##### Records to process

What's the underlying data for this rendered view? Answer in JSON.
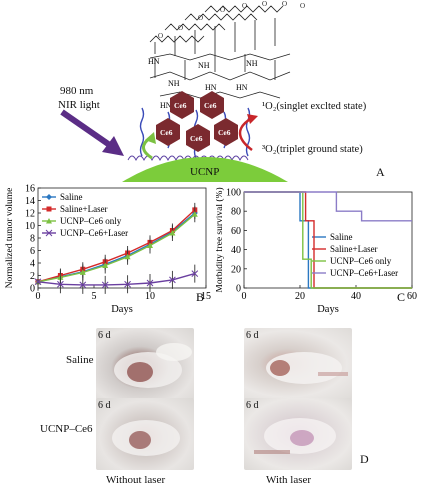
{
  "panel_a": {
    "letter": "A",
    "nir_label": [
      "980 nm",
      "NIR light"
    ],
    "core_label": "UCNP",
    "ce6_label": "Ce6",
    "singlet_label": "¹O₂(singlet exclted state)",
    "triplet_label": "³O₂(triplet ground state)",
    "ligand_labels": [
      "HN",
      "NH",
      "HN",
      "NH",
      "HN",
      "HN",
      "NH"
    ],
    "colors": {
      "ucnp": "#7ccc3b",
      "ce6": "#7b2a2f",
      "arrow": "#5b2d86",
      "cycle": "#c8262a"
    }
  },
  "panel_d": {
    "letter": "D",
    "row_labels": [
      "Saline",
      "UCNP–Ce6"
    ],
    "day_labels": [
      "6 d",
      "6 d",
      "6 d",
      "6 d"
    ],
    "col_labels": [
      "Without laser",
      "With laser"
    ]
  },
  "chart_data": [
    {
      "type": "line",
      "panel": "B",
      "xlabel": "Days",
      "ylabel": "Normalized tumor volume",
      "xlim": [
        0,
        15
      ],
      "ylim": [
        0,
        16
      ],
      "xticks": [
        0,
        5,
        10,
        15
      ],
      "yticks": [
        0,
        2,
        4,
        6,
        8,
        10,
        12,
        14,
        16
      ],
      "legend_position": "top-left",
      "x": [
        0,
        2,
        4,
        6,
        8,
        10,
        12,
        14
      ],
      "series": [
        {
          "name": "Saline",
          "color": "#2b78c2",
          "marker": "diamond",
          "values": [
            1.0,
            1.8,
            2.6,
            3.8,
            5.2,
            7.0,
            9.0,
            12.0
          ]
        },
        {
          "name": "Saline+Laser",
          "color": "#d42a2a",
          "marker": "square",
          "values": [
            1.0,
            2.0,
            3.0,
            4.2,
            5.6,
            7.3,
            9.2,
            12.5
          ]
        },
        {
          "name": "UCNP–Ce6 only",
          "color": "#7cc142",
          "marker": "triangle",
          "values": [
            1.0,
            1.7,
            2.5,
            3.6,
            5.0,
            6.8,
            8.8,
            11.8
          ]
        },
        {
          "name": "UCNP–Ce6+Laser",
          "color": "#6a3fa0",
          "marker": "cross",
          "values": [
            1.0,
            0.6,
            0.5,
            0.5,
            0.6,
            0.8,
            1.3,
            2.3
          ]
        }
      ]
    },
    {
      "type": "line",
      "panel": "C",
      "xlabel": "Days",
      "ylabel": "Morbidity free survival (%)",
      "xlim": [
        0,
        60
      ],
      "ylim": [
        0,
        100
      ],
      "xticks": [
        0,
        20,
        40,
        60
      ],
      "yticks": [
        0,
        20,
        40,
        60,
        80,
        100
      ],
      "legend_position": "bottom-right",
      "series": [
        {
          "name": "Saline",
          "color": "#2b78c2",
          "x": [
            0,
            20,
            20,
            23,
            23,
            60
          ],
          "values": [
            100,
            100,
            70,
            70,
            0,
            0
          ]
        },
        {
          "name": "Saline+Laser",
          "color": "#d42a2a",
          "x": [
            0,
            22,
            22,
            25,
            25,
            60
          ],
          "values": [
            100,
            100,
            70,
            70,
            0,
            0
          ]
        },
        {
          "name": "UCNP–Ce6 only",
          "color": "#7cc142",
          "x": [
            0,
            21,
            21,
            24,
            24,
            60
          ],
          "values": [
            100,
            100,
            30,
            30,
            0,
            0
          ]
        },
        {
          "name": "UCNP–Ce6+Laser",
          "color": "#8b7cc7",
          "x": [
            0,
            33,
            33,
            42,
            42,
            60
          ],
          "values": [
            100,
            100,
            80,
            80,
            70,
            70
          ]
        }
      ]
    }
  ]
}
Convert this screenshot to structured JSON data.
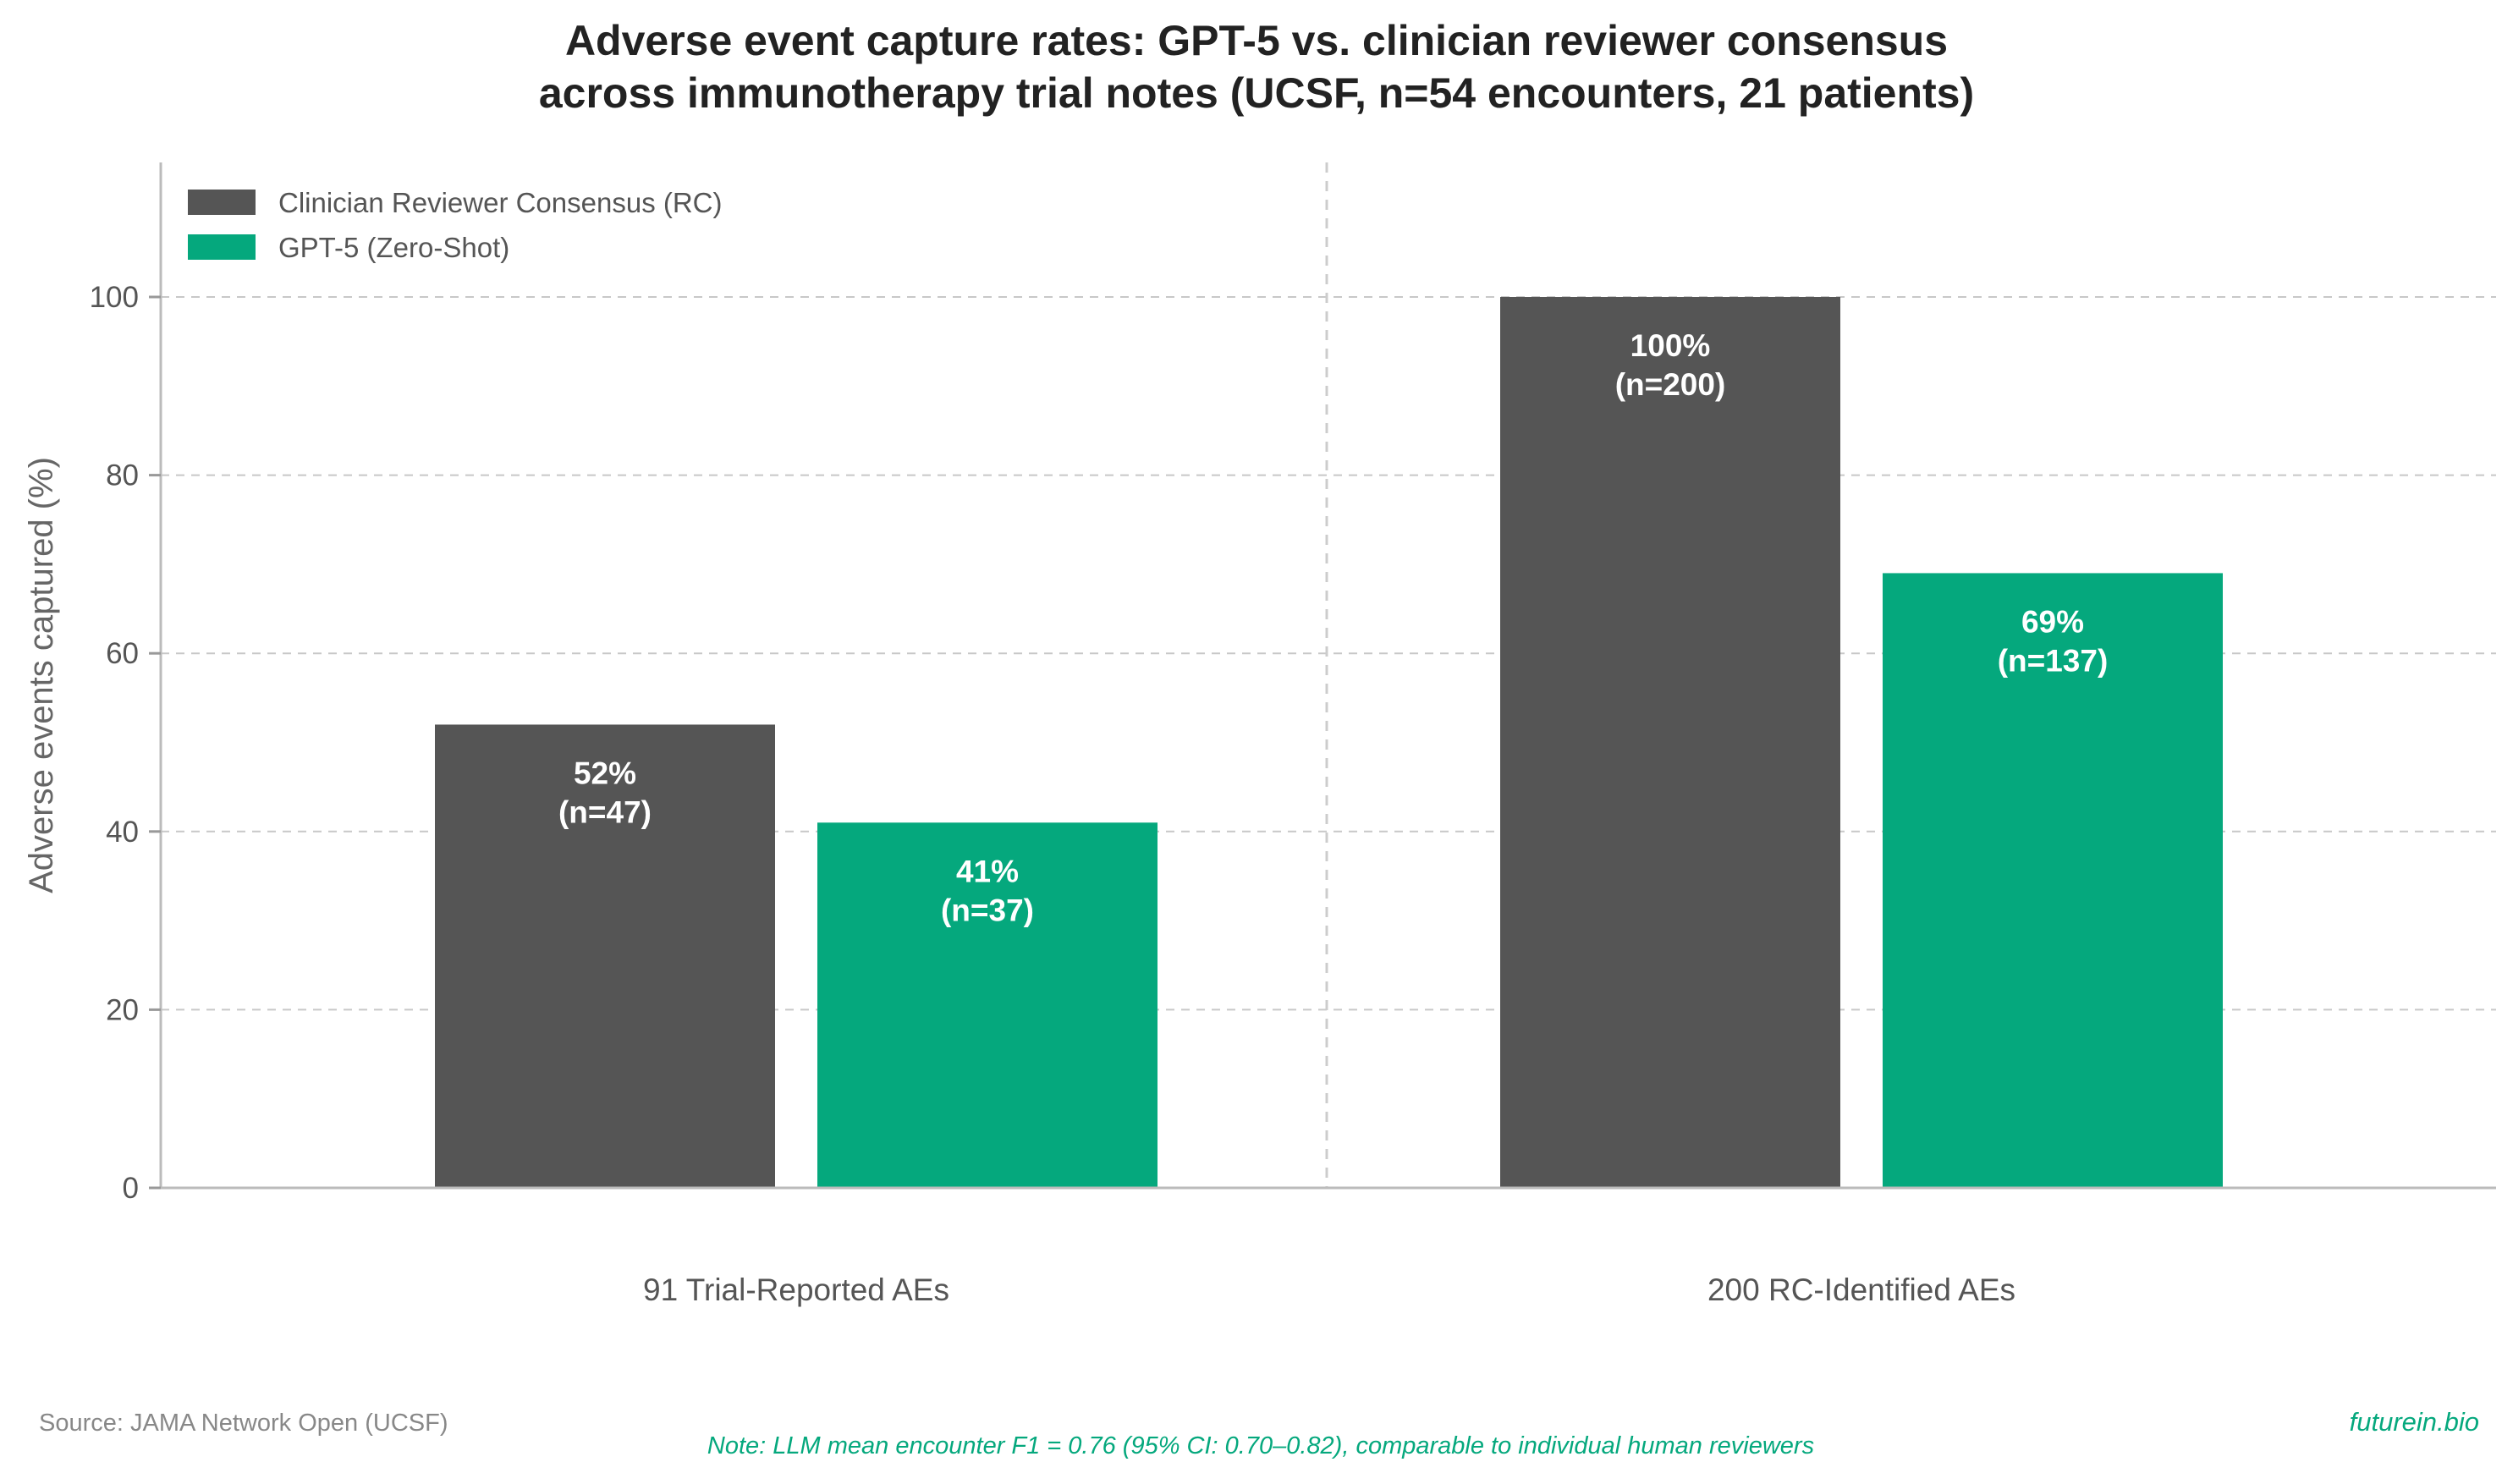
{
  "chart_data": {
    "type": "bar",
    "title_lines": [
      "Adverse event capture rates: GPT-5 vs. clinician reviewer consensus",
      "across immunotherapy trial notes (UCSF, n=54 encounters, 21 patients)"
    ],
    "xlabel": "",
    "ylabel": "Adverse events captured (%)",
    "ylim": [
      0,
      115
    ],
    "yticks": [
      0,
      20,
      40,
      60,
      80,
      100
    ],
    "grid": true,
    "legend_position": "top-left",
    "categories": [
      "91 Trial-Reported AEs",
      "200 RC-Identified AEs"
    ],
    "series": [
      {
        "name": "Clinician Reviewer Consensus (RC)",
        "color": "#555555",
        "values": [
          52,
          100
        ],
        "labels": [
          [
            "52%",
            "(n=47)"
          ],
          [
            "100%",
            "(n=200)"
          ]
        ]
      },
      {
        "name": "GPT-5 (Zero-Shot)",
        "color": "#05a87d",
        "values": [
          41,
          69
        ],
        "labels": [
          [
            "41%",
            "(n=37)"
          ],
          [
            "69%",
            "(n=137)"
          ]
        ]
      }
    ]
  },
  "footer": {
    "source": "Source: JAMA Network Open (UCSF)",
    "note": "Note: LLM mean encounter F1 = 0.76 (95% CI: 0.70–0.82), comparable to individual human reviewers",
    "brand": "futurein.bio",
    "accent_color": "#05a87d"
  }
}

##########

- Exercise goal -
Apart from the pictures, set down all the entries above exactly.

- Task result -
What's the underlying data for this rendered view? Answer in JSON.
{
  "panel_a": {
    "letter": "A",
    "nir_label": [
      "980 nm",
      "NIR light"
    ],
    "core_label": "UCNP",
    "ce6_label": "Ce6",
    "singlet_label": "¹O₂(singlet exclted state)",
    "triplet_label": "³O₂(triplet ground state)",
    "ligand_labels": [
      "HN",
      "NH",
      "HN",
      "NH",
      "HN",
      "HN",
      "NH"
    ],
    "colors": {
      "ucnp": "#7ccc3b",
      "ce6": "#7b2a2f",
      "arrow": "#5b2d86",
      "cycle": "#c8262a"
    }
  },
  "panel_d": {
    "letter": "D",
    "row_labels": [
      "Saline",
      "UCNP–Ce6"
    ],
    "day_labels": [
      "6 d",
      "6 d",
      "6 d",
      "6 d"
    ],
    "col_labels": [
      "Without laser",
      "With laser"
    ]
  },
  "chart_data": [
    {
      "type": "line",
      "panel": "B",
      "xlabel": "Days",
      "ylabel": "Normalized tumor volume",
      "xlim": [
        0,
        15
      ],
      "ylim": [
        0,
        16
      ],
      "xticks": [
        0,
        5,
        10,
        15
      ],
      "yticks": [
        0,
        2,
        4,
        6,
        8,
        10,
        12,
        14,
        16
      ],
      "legend_position": "top-left",
      "x": [
        0,
        2,
        4,
        6,
        8,
        10,
        12,
        14
      ],
      "series": [
        {
          "name": "Saline",
          "color": "#2b78c2",
          "marker": "diamond",
          "values": [
            1.0,
            1.8,
            2.6,
            3.8,
            5.2,
            7.0,
            9.0,
            12.0
          ]
        },
        {
          "name": "Saline+Laser",
          "color": "#d42a2a",
          "marker": "square",
          "values": [
            1.0,
            2.0,
            3.0,
            4.2,
            5.6,
            7.3,
            9.2,
            12.5
          ]
        },
        {
          "name": "UCNP–Ce6 only",
          "color": "#7cc142",
          "marker": "triangle",
          "values": [
            1.0,
            1.7,
            2.5,
            3.6,
            5.0,
            6.8,
            8.8,
            11.8
          ]
        },
        {
          "name": "UCNP–Ce6+Laser",
          "color": "#6a3fa0",
          "marker": "cross",
          "values": [
            1.0,
            0.6,
            0.5,
            0.5,
            0.6,
            0.8,
            1.3,
            2.3
          ]
        }
      ]
    },
    {
      "type": "line",
      "panel": "C",
      "xlabel": "Days",
      "ylabel": "Morbidity free survival (%)",
      "xlim": [
        0,
        60
      ],
      "ylim": [
        0,
        100
      ],
      "xticks": [
        0,
        20,
        40,
        60
      ],
      "yticks": [
        0,
        20,
        40,
        60,
        80,
        100
      ],
      "legend_position": "bottom-right",
      "series": [
        {
          "name": "Saline",
          "color": "#2b78c2",
          "x": [
            0,
            20,
            20,
            23,
            23,
            60
          ],
          "values": [
            100,
            100,
            70,
            70,
            0,
            0
          ]
        },
        {
          "name": "Saline+Laser",
          "color": "#d42a2a",
          "x": [
            0,
            22,
            22,
            25,
            25,
            60
          ],
          "values": [
            100,
            100,
            70,
            70,
            0,
            0
          ]
        },
        {
          "name": "UCNP–Ce6 only",
          "color": "#7cc142",
          "x": [
            0,
            21,
            21,
            24,
            24,
            60
          ],
          "values": [
            100,
            100,
            30,
            30,
            0,
            0
          ]
        },
        {
          "name": "UCNP–Ce6+Laser",
          "color": "#8b7cc7",
          "x": [
            0,
            33,
            33,
            42,
            42,
            60
          ],
          "values": [
            100,
            100,
            80,
            80,
            70,
            70
          ]
        }
      ]
    }
  ]
}
Convert this screenshot to structured JSON data.
{
  "chart_data": {
    "type": "bar",
    "title_lines": [
      "Adverse event capture rates: GPT-5 vs. clinician reviewer consensus",
      "across immunotherapy trial notes (UCSF, n=54 encounters, 21 patients)"
    ],
    "xlabel": "",
    "ylabel": "Adverse events captured (%)",
    "ylim": [
      0,
      115
    ],
    "yticks": [
      0,
      20,
      40,
      60,
      80,
      100
    ],
    "grid": true,
    "legend_position": "top-left",
    "categories": [
      "91 Trial-Reported AEs",
      "200 RC-Identified AEs"
    ],
    "series": [
      {
        "name": "Clinician Reviewer Consensus (RC)",
        "color": "#555555",
        "values": [
          52,
          100
        ],
        "labels": [
          [
            "52%",
            "(n=47)"
          ],
          [
            "100%",
            "(n=200)"
          ]
        ]
      },
      {
        "name": "GPT-5 (Zero-Shot)",
        "color": "#05a87d",
        "values": [
          41,
          69
        ],
        "labels": [
          [
            "41%",
            "(n=37)"
          ],
          [
            "69%",
            "(n=137)"
          ]
        ]
      }
    ]
  },
  "footer": {
    "source": "Source: JAMA Network Open (UCSF)",
    "note": "Note: LLM mean encounter F1 = 0.76 (95% CI: 0.70–0.82), comparable to individual human reviewers",
    "brand": "futurein.bio",
    "accent_color": "#05a87d"
  }
}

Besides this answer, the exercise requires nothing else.